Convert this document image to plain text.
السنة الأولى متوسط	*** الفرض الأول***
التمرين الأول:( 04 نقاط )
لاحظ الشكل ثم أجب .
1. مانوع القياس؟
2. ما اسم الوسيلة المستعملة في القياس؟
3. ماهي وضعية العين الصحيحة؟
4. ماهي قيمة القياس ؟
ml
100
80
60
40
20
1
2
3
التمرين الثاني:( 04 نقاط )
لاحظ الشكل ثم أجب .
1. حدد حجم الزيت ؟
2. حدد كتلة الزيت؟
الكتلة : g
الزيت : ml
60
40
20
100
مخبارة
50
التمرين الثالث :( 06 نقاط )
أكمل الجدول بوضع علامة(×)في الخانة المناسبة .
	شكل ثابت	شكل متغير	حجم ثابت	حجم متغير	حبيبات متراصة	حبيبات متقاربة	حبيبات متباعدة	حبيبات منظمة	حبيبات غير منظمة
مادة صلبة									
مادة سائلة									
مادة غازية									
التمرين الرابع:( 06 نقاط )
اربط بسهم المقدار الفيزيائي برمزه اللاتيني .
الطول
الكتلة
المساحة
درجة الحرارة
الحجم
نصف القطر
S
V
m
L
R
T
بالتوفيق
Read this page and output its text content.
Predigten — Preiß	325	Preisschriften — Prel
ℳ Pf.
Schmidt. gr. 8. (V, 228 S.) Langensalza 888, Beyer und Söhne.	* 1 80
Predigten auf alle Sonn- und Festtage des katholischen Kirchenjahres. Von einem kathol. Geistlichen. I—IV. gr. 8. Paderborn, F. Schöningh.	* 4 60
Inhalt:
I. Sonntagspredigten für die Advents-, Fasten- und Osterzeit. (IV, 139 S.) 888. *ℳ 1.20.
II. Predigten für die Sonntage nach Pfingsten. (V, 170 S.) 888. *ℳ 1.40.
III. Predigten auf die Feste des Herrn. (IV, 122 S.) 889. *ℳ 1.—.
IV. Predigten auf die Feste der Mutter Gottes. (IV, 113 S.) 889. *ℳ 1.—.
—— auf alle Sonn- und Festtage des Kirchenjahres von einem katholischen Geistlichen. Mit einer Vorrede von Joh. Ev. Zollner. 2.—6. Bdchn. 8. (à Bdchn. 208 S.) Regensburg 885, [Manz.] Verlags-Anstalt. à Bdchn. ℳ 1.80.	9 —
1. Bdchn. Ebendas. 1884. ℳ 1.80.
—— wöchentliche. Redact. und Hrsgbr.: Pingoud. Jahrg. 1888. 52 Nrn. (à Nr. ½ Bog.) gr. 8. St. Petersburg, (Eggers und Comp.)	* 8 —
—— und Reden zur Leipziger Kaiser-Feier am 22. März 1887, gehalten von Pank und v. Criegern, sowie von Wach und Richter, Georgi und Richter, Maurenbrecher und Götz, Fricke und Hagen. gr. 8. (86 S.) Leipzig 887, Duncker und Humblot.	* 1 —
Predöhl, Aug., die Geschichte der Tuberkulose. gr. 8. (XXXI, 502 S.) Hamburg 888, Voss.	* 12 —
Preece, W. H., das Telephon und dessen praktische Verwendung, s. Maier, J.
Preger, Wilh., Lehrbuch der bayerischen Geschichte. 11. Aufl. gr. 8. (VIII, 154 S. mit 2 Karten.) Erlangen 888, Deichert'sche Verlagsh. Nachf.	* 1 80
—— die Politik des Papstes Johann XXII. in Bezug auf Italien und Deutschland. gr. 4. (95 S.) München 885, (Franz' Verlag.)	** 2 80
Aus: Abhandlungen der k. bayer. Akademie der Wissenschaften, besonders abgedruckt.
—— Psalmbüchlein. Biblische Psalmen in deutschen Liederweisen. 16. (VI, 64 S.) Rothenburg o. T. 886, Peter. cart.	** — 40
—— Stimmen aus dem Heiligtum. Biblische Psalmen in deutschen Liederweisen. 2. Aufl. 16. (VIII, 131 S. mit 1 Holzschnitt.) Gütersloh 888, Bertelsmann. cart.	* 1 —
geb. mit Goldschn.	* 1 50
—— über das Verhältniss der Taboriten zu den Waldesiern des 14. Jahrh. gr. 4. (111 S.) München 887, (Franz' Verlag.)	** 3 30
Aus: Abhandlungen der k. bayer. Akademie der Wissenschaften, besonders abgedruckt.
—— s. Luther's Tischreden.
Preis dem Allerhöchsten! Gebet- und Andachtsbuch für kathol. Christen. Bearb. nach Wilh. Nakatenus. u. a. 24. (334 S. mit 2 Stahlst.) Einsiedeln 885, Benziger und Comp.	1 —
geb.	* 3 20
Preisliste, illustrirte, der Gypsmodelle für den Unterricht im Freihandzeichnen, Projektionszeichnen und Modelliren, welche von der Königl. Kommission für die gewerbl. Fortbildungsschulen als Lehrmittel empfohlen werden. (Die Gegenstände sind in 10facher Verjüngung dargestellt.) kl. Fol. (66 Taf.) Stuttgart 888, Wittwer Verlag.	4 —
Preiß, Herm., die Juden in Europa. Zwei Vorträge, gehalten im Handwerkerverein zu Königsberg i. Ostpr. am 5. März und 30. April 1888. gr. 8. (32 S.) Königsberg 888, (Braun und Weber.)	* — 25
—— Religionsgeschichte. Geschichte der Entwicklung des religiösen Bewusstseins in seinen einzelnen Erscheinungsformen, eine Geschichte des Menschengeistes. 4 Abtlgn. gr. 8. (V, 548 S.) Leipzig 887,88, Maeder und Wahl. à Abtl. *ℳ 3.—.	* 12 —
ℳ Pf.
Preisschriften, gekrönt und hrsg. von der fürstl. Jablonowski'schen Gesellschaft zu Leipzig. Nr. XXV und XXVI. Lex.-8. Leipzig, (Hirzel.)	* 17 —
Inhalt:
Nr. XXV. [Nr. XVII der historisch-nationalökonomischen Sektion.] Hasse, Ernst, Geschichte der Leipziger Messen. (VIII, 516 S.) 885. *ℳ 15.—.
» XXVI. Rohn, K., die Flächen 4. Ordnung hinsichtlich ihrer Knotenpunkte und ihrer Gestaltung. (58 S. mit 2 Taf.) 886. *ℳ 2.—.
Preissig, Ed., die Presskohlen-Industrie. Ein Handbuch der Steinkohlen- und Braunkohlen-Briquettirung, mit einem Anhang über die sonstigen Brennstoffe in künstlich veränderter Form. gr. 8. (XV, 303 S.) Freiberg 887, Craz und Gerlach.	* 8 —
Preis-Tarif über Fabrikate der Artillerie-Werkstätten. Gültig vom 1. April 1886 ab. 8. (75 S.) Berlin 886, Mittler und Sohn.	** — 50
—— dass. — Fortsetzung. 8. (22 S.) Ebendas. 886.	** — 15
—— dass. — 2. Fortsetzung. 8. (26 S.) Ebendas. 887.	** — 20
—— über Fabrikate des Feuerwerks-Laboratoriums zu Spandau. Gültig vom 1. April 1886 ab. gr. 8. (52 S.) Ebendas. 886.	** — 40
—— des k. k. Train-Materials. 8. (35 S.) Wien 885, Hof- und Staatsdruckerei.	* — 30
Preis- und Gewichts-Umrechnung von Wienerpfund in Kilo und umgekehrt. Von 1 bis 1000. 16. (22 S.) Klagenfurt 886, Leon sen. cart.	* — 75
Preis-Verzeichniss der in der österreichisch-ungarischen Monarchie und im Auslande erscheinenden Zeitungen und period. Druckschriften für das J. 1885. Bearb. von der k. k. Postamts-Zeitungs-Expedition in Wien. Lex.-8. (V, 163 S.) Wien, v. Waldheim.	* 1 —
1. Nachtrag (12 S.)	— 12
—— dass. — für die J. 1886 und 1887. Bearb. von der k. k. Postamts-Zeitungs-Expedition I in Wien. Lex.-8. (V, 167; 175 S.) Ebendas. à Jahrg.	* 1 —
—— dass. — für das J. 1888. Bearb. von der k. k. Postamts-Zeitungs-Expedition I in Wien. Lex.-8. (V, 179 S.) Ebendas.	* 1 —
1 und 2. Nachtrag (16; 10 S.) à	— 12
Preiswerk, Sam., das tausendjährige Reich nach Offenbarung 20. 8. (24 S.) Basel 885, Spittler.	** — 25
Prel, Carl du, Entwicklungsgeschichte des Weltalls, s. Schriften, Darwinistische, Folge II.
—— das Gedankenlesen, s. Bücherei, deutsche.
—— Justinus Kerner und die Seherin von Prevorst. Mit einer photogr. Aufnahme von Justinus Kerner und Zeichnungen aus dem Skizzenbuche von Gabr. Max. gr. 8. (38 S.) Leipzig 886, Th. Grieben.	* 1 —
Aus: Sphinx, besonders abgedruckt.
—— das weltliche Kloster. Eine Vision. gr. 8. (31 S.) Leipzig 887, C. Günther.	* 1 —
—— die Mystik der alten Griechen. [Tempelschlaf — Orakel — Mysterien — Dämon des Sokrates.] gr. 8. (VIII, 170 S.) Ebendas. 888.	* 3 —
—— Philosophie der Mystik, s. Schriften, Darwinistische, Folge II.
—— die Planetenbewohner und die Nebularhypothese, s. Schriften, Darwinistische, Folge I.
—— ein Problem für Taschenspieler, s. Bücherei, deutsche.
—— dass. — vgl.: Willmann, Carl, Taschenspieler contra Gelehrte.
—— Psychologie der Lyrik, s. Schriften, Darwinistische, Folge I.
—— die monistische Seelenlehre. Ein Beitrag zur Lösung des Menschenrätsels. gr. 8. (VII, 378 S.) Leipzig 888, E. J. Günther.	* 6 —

WHAT IS BEING ASKED: Pick each line holding the word "ماهي" out of the listing.

COMPLETE ANSWER:
3. ماهي وضعية العين الصحيحة؟
4. ماهي قيمة القياس ؟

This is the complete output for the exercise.